◆ GOAL: The records below hold pictures; please leave those out and retype the rest exactly.

◆ RECORDS FOR PROCESSING:

- - - - - - -

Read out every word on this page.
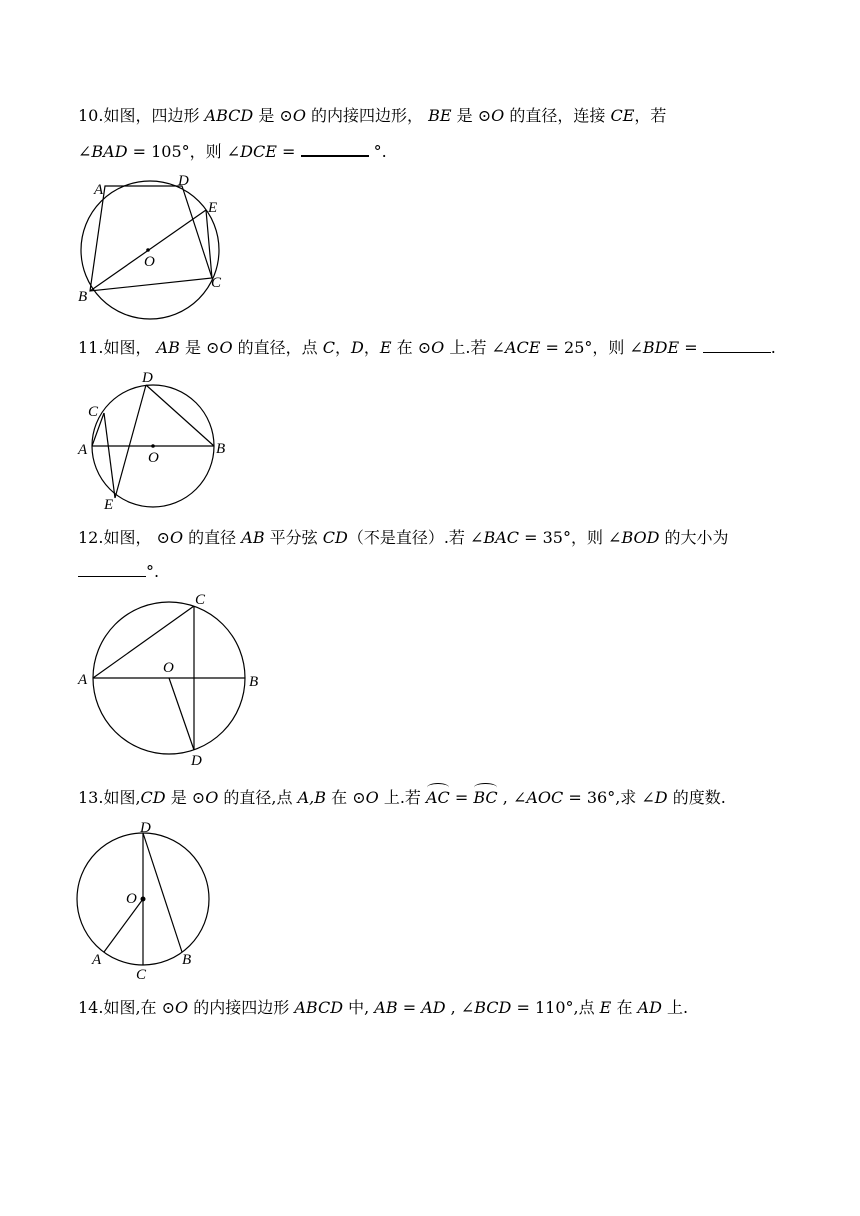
10.如图，四边形 ABCD 是 ⊙O 的内接四边形， BE 是 ⊙O 的直径，连接 CE，若
∠BAD = 105°，则 ∠DCE =	°.
A
D
E
C
B
O
11.如图， AB 是 ⊙O 的直径，点 C，D，E 在 ⊙O 上.若 ∠ACE = 25°，则 ∠BDE =	.
D
C
A	B
O
E
12.如图， ⊙O 的直径 AB 平分弦 CD（不是直径）.若 ∠BAC = 35°，则 ∠BOD 的大小为
°.
C
A	B
O
D
13.如图,CD 是 ⊙O 的直径,点 A,B 在 ⊙O 上.若 AC = BC , ∠AOC = 36°,求 ∠D 的度数.
D
O
A	B
C
14.如图,在 ⊙O 的内接四边形 ABCD 中, AB = AD , ∠BCD = 110°,点 E 在 AD 上.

- - - - - - -

◆ SOLUTION TO THIS PROBLEM:
Read out every word on this page.
10.如图，四边形 ABCD 是 ⊙O 的内接四边形， BE 是 ⊙O 的直径，连接 CE，若
∠BAD = 105°，则 ∠DCE =	°.
A
D
E
C
B
O
11.如图， AB 是 ⊙O 的直径，点 C，D，E 在 ⊙O 上.若 ∠ACE = 25°，则 ∠BDE =	.
D
C
A	B
O
E
12.如图， ⊙O 的直径 AB 平分弦 CD（不是直径）.若 ∠BAC = 35°，则 ∠BOD 的大小为
°.
C
A	B
O
D
13.如图,CD 是 ⊙O 的直径,点 A,B 在 ⊙O 上.若 AC = BC , ∠AOC = 36°,求 ∠D 的度数.
D
O
A	B
C
14.如图,在 ⊙O 的内接四边形 ABCD 中, AB = AD , ∠BCD = 110°,点 E 在 AD 上.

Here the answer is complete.